Problem » Select, from the data, each line where "headphones" occurs.

»»

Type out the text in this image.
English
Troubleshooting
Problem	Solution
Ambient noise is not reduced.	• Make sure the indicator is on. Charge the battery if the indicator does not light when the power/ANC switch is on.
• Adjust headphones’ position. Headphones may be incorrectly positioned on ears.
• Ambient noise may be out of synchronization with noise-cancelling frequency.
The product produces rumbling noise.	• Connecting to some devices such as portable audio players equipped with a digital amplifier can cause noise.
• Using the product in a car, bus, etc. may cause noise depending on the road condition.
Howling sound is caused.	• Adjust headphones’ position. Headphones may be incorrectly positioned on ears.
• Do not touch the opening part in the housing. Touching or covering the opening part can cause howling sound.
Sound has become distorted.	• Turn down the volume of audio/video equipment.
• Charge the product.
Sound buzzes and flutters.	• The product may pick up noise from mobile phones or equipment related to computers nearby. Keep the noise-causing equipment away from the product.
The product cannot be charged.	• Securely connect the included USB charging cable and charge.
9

««
»»

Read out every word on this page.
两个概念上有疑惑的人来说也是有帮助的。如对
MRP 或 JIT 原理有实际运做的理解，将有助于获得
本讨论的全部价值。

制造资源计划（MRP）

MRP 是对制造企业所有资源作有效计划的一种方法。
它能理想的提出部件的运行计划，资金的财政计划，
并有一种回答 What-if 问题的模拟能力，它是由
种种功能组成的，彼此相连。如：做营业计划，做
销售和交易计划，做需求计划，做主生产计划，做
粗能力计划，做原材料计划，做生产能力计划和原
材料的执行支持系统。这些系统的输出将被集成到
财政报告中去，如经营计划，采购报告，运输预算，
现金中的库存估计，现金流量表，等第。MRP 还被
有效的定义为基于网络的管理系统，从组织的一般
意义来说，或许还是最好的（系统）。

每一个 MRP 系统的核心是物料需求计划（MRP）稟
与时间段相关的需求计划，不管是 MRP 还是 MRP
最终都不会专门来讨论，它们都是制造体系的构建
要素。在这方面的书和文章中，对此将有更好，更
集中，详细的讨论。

««

Written response »
• Adjust headphones’ position. Headphones may be incorrectly positioned on ears.
Howling sound is caused.	• Adjust headphones’ position. Headphones may be incorrectly positioned on ears.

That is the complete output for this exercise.